■ **Problem details**
Report every line below that holds the word "image".

Begin Data to use

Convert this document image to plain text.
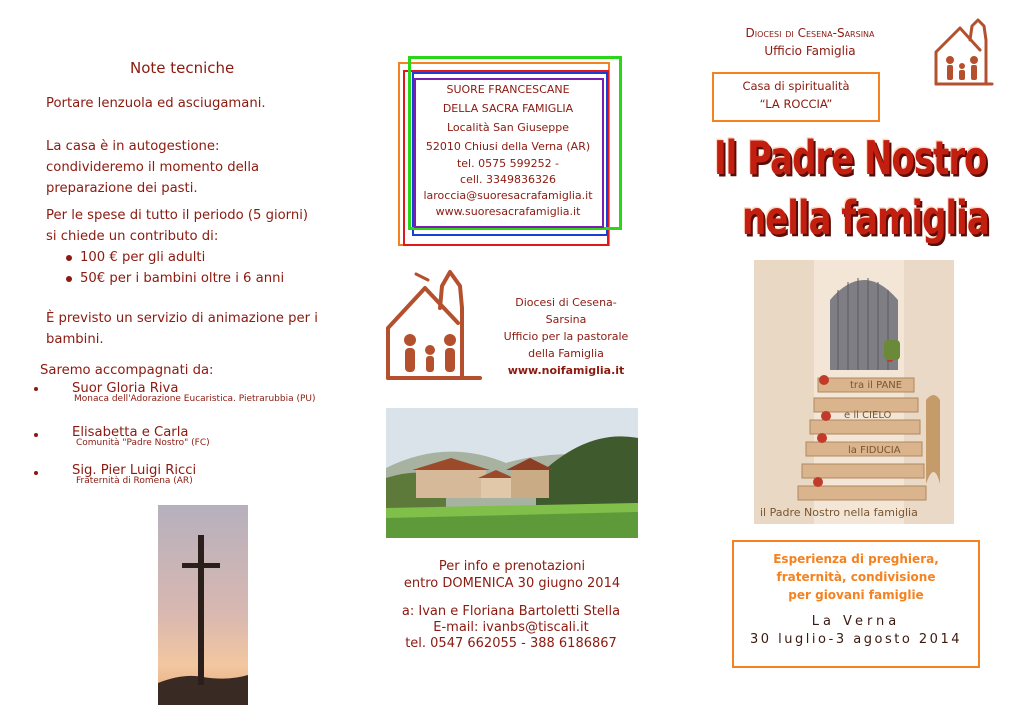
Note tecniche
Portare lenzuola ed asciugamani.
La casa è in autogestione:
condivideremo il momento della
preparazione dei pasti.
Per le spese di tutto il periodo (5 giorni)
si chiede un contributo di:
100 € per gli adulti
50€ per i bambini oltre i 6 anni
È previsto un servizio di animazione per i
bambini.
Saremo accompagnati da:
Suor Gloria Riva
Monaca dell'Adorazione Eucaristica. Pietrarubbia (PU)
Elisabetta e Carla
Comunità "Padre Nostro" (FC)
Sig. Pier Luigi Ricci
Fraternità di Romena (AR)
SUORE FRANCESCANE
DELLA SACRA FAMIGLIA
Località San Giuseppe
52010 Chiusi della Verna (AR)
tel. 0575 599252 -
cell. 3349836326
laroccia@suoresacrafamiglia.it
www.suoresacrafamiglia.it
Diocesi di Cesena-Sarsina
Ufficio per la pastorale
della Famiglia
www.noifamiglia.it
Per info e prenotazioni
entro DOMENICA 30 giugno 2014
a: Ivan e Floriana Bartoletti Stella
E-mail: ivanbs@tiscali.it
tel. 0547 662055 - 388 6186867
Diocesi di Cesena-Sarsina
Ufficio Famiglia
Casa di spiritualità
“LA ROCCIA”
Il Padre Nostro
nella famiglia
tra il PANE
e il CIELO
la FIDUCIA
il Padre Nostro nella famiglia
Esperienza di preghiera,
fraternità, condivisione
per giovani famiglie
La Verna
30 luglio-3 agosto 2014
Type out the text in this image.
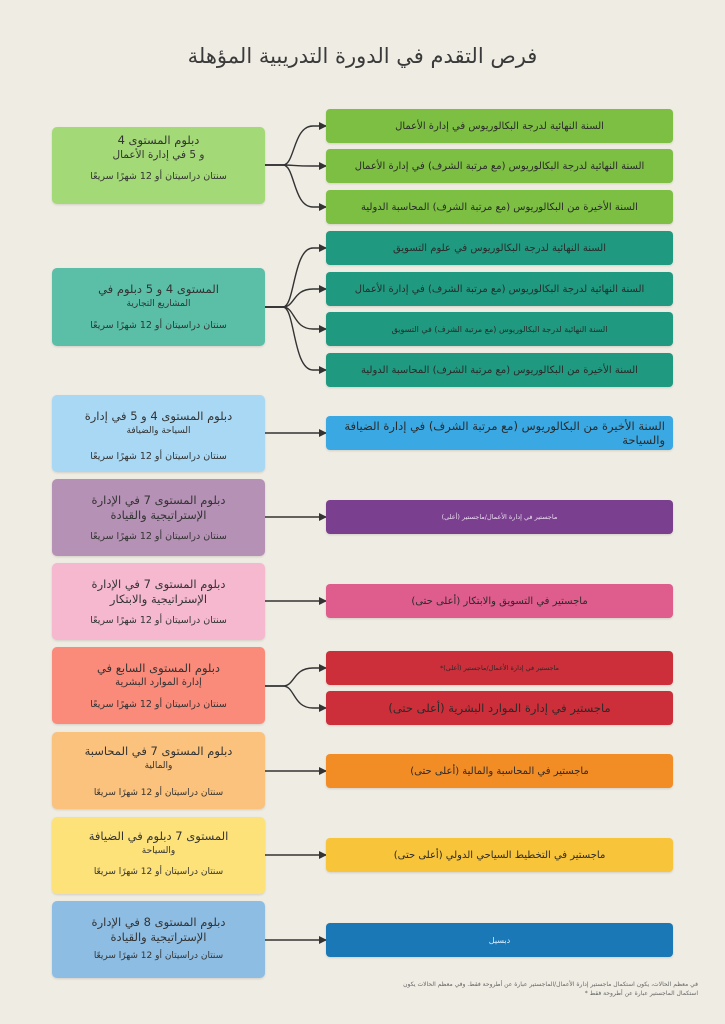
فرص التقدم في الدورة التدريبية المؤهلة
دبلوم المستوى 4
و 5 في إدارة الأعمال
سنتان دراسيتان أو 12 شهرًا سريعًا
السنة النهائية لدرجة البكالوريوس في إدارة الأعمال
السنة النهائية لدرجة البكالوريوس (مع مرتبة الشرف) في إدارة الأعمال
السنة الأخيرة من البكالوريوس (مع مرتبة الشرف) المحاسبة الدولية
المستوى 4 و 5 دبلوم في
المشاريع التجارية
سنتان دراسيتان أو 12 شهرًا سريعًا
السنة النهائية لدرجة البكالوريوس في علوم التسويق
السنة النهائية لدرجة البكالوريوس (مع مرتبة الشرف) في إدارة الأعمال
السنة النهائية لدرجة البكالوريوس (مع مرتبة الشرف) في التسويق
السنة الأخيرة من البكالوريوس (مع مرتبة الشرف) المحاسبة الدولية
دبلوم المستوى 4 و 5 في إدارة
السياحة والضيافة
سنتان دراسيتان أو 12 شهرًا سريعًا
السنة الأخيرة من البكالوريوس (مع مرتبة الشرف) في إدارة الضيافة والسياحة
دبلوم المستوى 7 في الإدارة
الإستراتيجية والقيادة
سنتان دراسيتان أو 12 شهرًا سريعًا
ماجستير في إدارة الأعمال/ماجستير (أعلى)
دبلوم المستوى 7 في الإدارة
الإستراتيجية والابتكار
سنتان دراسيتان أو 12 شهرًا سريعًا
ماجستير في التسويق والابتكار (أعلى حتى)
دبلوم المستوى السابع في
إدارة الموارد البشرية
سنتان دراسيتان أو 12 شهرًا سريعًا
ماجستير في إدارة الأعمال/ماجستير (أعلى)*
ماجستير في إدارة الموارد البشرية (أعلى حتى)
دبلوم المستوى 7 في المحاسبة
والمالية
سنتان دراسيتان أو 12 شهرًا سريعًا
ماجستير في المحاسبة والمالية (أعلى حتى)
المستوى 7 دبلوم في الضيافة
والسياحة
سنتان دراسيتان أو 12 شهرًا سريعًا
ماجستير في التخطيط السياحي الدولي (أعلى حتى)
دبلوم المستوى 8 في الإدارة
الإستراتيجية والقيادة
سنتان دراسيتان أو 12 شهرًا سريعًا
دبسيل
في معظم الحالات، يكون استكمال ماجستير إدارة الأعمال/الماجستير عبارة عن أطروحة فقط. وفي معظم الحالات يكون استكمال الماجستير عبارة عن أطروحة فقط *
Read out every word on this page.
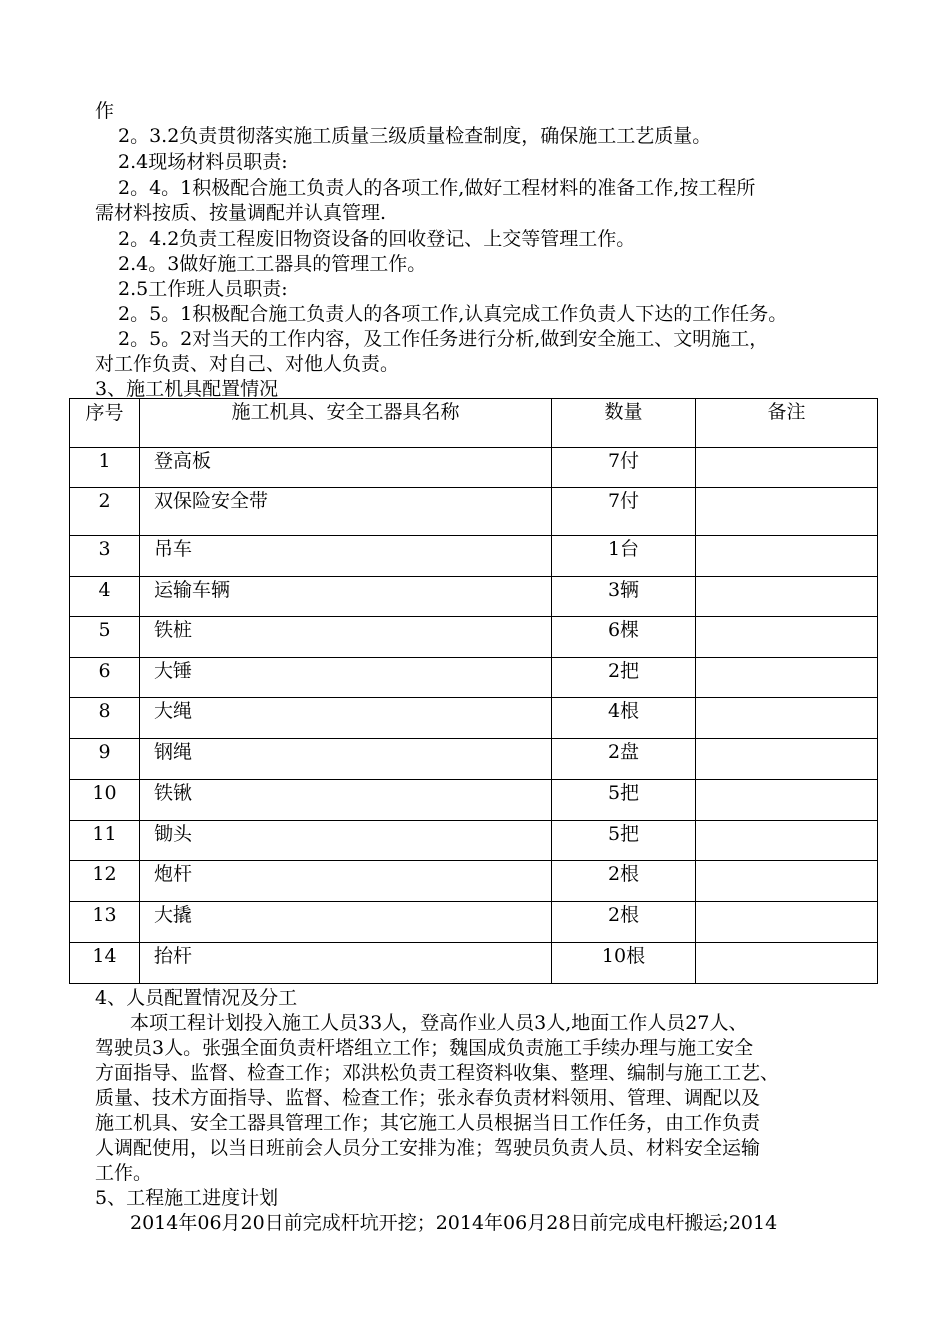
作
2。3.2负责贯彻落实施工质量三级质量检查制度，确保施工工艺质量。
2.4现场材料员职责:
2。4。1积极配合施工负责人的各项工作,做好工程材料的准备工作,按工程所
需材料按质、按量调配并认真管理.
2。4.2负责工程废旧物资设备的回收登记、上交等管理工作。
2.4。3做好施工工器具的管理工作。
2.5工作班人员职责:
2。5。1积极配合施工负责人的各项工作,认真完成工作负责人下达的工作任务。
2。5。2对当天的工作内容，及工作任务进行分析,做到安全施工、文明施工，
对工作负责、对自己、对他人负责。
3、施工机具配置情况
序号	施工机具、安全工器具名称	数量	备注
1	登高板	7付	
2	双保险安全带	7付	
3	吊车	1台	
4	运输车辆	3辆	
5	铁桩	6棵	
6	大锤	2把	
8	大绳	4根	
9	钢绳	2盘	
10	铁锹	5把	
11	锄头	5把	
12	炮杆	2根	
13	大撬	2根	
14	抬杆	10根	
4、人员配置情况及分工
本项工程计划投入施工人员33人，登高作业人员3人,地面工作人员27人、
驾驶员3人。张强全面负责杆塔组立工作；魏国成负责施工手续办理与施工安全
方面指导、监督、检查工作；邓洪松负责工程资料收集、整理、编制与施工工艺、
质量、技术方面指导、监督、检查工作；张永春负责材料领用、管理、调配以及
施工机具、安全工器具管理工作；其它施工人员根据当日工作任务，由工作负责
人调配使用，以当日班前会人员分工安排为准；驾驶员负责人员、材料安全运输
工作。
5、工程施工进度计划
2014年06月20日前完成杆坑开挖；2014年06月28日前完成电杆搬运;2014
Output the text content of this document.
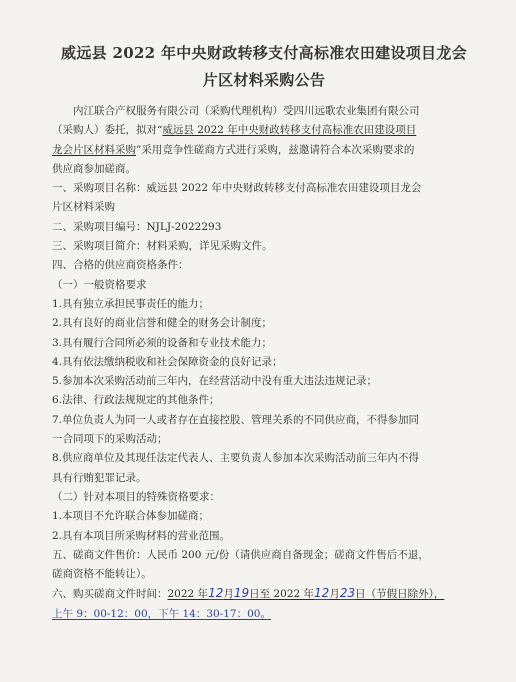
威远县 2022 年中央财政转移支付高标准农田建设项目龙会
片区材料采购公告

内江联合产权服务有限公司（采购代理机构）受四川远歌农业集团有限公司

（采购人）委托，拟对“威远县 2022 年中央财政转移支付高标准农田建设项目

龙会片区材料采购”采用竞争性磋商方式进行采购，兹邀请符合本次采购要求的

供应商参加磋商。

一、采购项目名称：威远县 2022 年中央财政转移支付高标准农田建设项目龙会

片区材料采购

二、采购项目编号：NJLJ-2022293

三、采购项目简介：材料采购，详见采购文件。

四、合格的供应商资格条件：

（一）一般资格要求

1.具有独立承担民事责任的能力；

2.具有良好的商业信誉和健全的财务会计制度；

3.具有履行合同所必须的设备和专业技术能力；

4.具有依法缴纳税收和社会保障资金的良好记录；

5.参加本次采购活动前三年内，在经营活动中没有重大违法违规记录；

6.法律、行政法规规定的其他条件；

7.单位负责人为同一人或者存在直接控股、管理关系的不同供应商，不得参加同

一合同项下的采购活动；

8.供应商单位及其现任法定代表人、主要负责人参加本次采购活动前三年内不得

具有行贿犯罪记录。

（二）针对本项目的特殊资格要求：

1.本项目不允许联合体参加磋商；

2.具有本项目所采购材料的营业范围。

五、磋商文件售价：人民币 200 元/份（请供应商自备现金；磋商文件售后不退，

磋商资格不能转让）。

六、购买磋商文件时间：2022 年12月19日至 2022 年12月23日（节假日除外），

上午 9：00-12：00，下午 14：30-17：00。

End Data to use

■ **Solution for this exercise**
Convert this document image to plain text.
Type out the text in this image.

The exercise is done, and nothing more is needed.